● Exercise objective
Draw out every line with the word "sitemaps" from the listing below.

* start Entries *

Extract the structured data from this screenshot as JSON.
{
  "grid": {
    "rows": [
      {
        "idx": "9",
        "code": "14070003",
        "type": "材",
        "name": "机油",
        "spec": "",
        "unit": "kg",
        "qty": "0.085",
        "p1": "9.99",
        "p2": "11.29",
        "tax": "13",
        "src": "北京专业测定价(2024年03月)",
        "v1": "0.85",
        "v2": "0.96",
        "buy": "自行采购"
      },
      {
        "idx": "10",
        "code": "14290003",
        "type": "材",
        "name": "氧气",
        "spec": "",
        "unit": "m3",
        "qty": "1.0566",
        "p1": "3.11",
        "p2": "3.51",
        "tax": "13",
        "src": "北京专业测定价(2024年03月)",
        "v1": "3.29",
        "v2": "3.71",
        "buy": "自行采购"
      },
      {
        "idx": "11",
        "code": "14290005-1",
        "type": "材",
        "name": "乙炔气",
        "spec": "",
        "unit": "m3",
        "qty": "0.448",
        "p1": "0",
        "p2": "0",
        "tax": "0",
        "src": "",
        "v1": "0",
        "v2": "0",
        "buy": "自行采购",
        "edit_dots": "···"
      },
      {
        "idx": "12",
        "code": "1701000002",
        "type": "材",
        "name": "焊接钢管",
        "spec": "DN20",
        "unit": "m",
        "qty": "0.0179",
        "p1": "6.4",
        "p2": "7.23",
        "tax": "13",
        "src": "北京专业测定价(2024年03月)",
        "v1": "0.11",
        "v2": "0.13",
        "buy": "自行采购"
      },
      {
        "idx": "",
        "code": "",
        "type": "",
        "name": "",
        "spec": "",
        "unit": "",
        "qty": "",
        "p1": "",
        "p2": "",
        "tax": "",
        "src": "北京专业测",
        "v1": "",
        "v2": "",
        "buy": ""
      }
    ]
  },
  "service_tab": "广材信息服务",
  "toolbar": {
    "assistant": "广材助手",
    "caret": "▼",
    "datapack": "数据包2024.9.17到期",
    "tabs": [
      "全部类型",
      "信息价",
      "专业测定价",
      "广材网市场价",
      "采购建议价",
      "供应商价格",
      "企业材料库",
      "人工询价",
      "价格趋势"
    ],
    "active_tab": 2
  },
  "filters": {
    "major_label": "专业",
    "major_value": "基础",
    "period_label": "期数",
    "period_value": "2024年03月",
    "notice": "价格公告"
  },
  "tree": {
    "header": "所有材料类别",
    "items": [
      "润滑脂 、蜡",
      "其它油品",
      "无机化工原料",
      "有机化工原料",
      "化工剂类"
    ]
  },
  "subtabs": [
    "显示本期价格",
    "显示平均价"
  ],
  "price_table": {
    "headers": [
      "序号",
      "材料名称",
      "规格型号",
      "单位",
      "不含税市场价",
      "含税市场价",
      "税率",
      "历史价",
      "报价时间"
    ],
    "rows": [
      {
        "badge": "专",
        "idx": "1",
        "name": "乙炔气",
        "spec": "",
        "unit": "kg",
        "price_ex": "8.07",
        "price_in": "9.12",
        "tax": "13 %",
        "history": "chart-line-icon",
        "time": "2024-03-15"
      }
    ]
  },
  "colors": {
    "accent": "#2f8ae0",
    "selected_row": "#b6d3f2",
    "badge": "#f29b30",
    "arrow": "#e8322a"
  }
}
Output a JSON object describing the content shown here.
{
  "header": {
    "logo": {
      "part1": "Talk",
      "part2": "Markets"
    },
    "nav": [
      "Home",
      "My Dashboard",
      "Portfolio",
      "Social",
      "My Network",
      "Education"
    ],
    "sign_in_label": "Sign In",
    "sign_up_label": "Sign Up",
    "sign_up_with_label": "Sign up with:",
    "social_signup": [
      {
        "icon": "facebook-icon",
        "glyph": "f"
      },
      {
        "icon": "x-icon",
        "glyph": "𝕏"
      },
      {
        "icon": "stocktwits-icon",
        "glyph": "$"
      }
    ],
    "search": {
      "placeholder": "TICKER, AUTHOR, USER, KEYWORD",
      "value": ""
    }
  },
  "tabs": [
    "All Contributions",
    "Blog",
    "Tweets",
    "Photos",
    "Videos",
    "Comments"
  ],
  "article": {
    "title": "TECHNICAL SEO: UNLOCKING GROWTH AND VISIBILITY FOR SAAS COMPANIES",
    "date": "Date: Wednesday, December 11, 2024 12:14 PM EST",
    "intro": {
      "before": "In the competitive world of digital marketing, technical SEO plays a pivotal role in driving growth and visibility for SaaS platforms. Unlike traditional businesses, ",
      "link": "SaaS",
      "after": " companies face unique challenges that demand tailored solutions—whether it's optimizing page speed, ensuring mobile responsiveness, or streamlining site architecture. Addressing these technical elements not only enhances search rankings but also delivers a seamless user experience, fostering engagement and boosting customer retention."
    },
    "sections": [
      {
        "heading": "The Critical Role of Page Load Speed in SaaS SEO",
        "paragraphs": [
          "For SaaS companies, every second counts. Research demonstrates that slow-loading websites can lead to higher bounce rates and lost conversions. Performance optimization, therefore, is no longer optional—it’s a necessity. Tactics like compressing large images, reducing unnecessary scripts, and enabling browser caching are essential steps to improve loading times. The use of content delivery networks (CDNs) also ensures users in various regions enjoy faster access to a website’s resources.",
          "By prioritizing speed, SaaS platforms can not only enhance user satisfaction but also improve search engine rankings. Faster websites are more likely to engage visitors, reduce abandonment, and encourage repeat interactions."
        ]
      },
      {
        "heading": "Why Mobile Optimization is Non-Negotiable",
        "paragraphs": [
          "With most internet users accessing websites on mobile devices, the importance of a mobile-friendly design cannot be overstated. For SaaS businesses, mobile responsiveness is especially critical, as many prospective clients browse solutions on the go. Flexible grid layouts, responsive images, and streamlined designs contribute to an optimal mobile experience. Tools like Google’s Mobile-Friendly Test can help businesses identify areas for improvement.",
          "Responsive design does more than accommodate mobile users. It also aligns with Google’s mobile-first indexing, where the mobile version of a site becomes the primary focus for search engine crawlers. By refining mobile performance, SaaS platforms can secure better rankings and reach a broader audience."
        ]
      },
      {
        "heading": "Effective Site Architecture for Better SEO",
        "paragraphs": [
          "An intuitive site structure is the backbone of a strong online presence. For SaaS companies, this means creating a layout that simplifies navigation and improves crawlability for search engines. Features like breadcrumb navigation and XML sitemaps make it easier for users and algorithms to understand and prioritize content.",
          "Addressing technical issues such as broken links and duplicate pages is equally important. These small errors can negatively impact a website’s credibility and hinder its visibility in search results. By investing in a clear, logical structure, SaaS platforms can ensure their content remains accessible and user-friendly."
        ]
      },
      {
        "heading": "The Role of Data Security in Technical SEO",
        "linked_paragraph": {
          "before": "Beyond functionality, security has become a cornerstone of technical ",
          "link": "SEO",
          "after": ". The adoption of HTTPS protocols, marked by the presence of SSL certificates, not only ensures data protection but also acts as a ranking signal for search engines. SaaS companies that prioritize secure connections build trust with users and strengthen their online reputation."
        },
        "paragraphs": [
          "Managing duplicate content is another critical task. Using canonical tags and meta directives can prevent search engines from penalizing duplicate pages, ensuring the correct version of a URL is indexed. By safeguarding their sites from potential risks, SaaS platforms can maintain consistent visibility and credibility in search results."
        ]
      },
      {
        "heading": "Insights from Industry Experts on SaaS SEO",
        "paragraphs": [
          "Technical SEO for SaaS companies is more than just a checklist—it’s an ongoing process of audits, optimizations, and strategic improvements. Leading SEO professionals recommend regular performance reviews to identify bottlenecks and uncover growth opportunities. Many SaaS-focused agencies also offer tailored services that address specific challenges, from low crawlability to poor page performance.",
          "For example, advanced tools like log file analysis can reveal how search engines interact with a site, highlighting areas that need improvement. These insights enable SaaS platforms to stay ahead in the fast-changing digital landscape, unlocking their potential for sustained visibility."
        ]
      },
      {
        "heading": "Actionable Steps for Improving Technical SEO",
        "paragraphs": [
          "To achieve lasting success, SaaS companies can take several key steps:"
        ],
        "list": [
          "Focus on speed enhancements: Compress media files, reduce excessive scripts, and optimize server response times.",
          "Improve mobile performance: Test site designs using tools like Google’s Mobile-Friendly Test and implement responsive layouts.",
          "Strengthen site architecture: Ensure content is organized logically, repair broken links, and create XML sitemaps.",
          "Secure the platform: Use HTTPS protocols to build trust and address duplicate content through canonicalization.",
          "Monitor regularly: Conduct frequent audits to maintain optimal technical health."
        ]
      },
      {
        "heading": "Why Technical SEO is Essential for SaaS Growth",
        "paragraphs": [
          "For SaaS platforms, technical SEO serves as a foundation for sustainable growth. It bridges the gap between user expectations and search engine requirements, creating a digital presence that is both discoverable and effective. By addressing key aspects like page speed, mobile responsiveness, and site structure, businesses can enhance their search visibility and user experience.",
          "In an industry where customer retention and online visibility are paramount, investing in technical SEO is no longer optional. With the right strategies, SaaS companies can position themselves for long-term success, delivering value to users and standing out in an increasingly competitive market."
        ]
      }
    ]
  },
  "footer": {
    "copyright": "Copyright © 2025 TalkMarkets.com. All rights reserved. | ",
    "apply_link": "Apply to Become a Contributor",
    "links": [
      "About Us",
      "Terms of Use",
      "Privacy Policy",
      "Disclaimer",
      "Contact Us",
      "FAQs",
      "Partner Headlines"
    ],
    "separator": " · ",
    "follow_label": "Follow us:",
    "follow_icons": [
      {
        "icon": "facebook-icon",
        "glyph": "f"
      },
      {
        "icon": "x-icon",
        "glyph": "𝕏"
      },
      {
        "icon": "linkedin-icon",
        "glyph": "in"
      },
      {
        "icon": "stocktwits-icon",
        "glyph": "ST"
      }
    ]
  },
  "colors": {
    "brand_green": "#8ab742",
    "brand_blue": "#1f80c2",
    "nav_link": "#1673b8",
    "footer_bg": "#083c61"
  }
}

* end Entries *

● Answer to the problem
          "An intuitive site structure is the backbone of a strong online presence. For SaaS companies, this means creating a layout that simplifies navigation and improves crawlability for search engines. Features like breadcrumb navigation and XML sitemaps make it easier for users and algorithms to understand and prioritize content.",
          "Strengthen site architecture: Ensure content is organized logically, repair broken links, and create XML sitemaps.",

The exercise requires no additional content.